- [Extracted entries]
━━━

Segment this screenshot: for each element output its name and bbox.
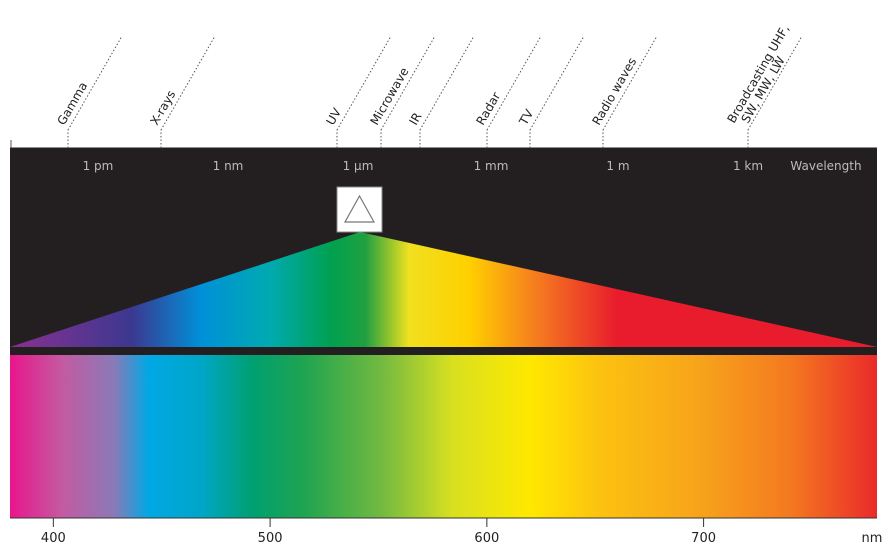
leader [161, 36, 215, 130]
scale-label: 1 m [606, 159, 629, 173]
tick-label: 400 [41, 531, 66, 546]
scale-label: 1 km [733, 159, 763, 173]
leader [420, 36, 474, 130]
scale-label: 1 pm [83, 159, 114, 173]
scale-label: 1 µm [343, 159, 374, 173]
scale-label: Wavelength [790, 159, 861, 173]
scale-label: 1 mm [474, 159, 509, 173]
tick-label: 600 [474, 531, 499, 546]
visible-spectrum [10, 355, 877, 518]
region-label: Microwave [367, 65, 411, 127]
unit-label: nm [862, 531, 883, 546]
prism-box [337, 187, 382, 232]
tick-label: 500 [258, 531, 283, 546]
spectrum-diagram: GammaX-raysUVMicrowaveIRRadarTVRadio wav… [0, 0, 893, 546]
tick-label: 700 [691, 531, 716, 546]
region-label: TV [516, 106, 537, 128]
region-label: IR [406, 110, 424, 127]
scale-label: 1 nm [213, 159, 244, 173]
region-label: Radio waves [589, 55, 639, 127]
leader [530, 36, 584, 130]
region-label: Radar [473, 90, 503, 128]
region-label: UV [323, 105, 344, 127]
region-label: Gamma [54, 79, 90, 127]
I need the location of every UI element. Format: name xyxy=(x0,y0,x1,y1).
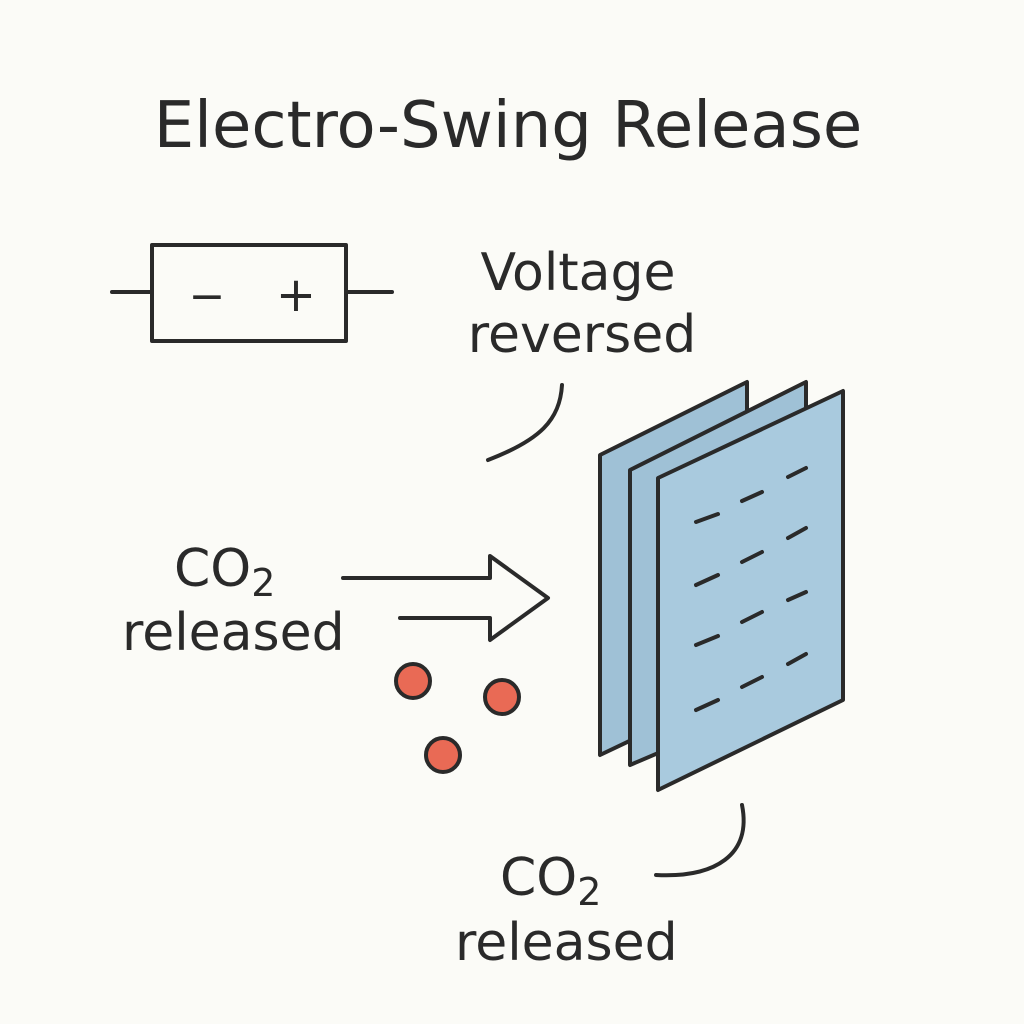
bottom-leader-line xyxy=(654,803,746,878)
bottom-co2-subscript: 2 xyxy=(577,870,601,914)
release-arrow-icon xyxy=(341,554,550,642)
battery-plus-sign: + xyxy=(276,267,316,323)
battery-icon: − + xyxy=(110,243,394,343)
bottom-released-label: released xyxy=(455,913,678,973)
co2-molecule xyxy=(424,736,462,774)
bottom-co2-text: CO xyxy=(500,848,577,908)
voltage-leader-line xyxy=(486,383,564,462)
electrode-plates xyxy=(598,380,845,792)
bottom-co2-label: CO2 xyxy=(500,848,601,914)
diagram-title: Electro-Swing Release xyxy=(154,89,863,163)
battery-minus-sign: − xyxy=(189,271,226,322)
co2-molecule xyxy=(394,662,432,700)
left-co2-subscript: 2 xyxy=(251,561,275,605)
left-co2-text: CO xyxy=(174,539,251,599)
voltage-label-line2: reversed xyxy=(468,305,696,365)
voltage-label-line1: Voltage xyxy=(480,243,675,303)
left-released-label: released xyxy=(122,603,345,663)
electrode-plate-front xyxy=(656,389,845,792)
co2-molecules xyxy=(394,662,521,774)
plate-charge-marks xyxy=(694,466,808,712)
co2-molecule xyxy=(483,678,521,716)
left-co2-label: CO2 xyxy=(174,539,275,605)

━━━

- [Problem to solve] Quote every row above word for word, leaving out the pictures.

- [Task solution]
Segment this screenshot: for each element output its name and bbox.
leader [161, 36, 215, 130]
scale-label: 1 m [606, 159, 629, 173]
tick-label: 400 [41, 531, 66, 546]
scale-label: 1 km [733, 159, 763, 173]
leader [420, 36, 474, 130]
scale-label: 1 pm [83, 159, 114, 173]
scale-label: 1 µm [343, 159, 374, 173]
scale-label: Wavelength [790, 159, 861, 173]
scale-label: 1 mm [474, 159, 509, 173]
tick-label: 600 [474, 531, 499, 546]
visible-spectrum [10, 355, 877, 518]
region-label: Microwave [367, 65, 411, 127]
unit-label: nm [862, 531, 883, 546]
prism-box [337, 187, 382, 232]
tick-label: 500 [258, 531, 283, 546]
spectrum-diagram: GammaX-raysUVMicrowaveIRRadarTVRadio wav… [0, 0, 893, 546]
tick-label: 700 [691, 531, 716, 546]
region-label: TV [516, 106, 537, 128]
region-label: IR [406, 110, 424, 127]
scale-label: 1 nm [213, 159, 244, 173]
region-label: Radio waves [589, 55, 639, 127]
leader [530, 36, 584, 130]
region-label: Radar [473, 90, 503, 128]
region-label: UV [323, 105, 344, 127]
region-label: Gamma [54, 79, 90, 127]
I need the location of every UI element. Format: name xyxy=(x0,y0,x1,y1).
bottom-leader-line xyxy=(654,803,746,878)
bottom-co2-subscript: 2 xyxy=(577,870,601,914)
release-arrow-icon xyxy=(341,554,550,642)
battery-plus-sign: + xyxy=(276,267,316,323)
battery-icon: − + xyxy=(110,243,394,343)
bottom-released-label: released xyxy=(455,913,678,973)
co2-molecule xyxy=(424,736,462,774)
bottom-co2-text: CO xyxy=(500,848,577,908)
voltage-leader-line xyxy=(486,383,564,462)
electrode-plates xyxy=(598,380,845,792)
bottom-co2-label: CO2 xyxy=(500,848,601,914)
diagram-title: Electro-Swing Release xyxy=(154,89,863,163)
battery-minus-sign: − xyxy=(189,271,226,322)
co2-molecule xyxy=(394,662,432,700)
left-co2-subscript: 2 xyxy=(251,561,275,605)
left-co2-text: CO xyxy=(174,539,251,599)
voltage-label-line2: reversed xyxy=(468,305,696,365)
voltage-label-line1: Voltage xyxy=(480,243,675,303)
left-released-label: released xyxy=(122,603,345,663)
electrode-plate-front xyxy=(656,389,845,792)
co2-molecules xyxy=(394,662,521,774)
plate-charge-marks xyxy=(694,466,808,712)
co2-molecule xyxy=(483,678,521,716)
left-co2-label: CO2 xyxy=(174,539,275,605)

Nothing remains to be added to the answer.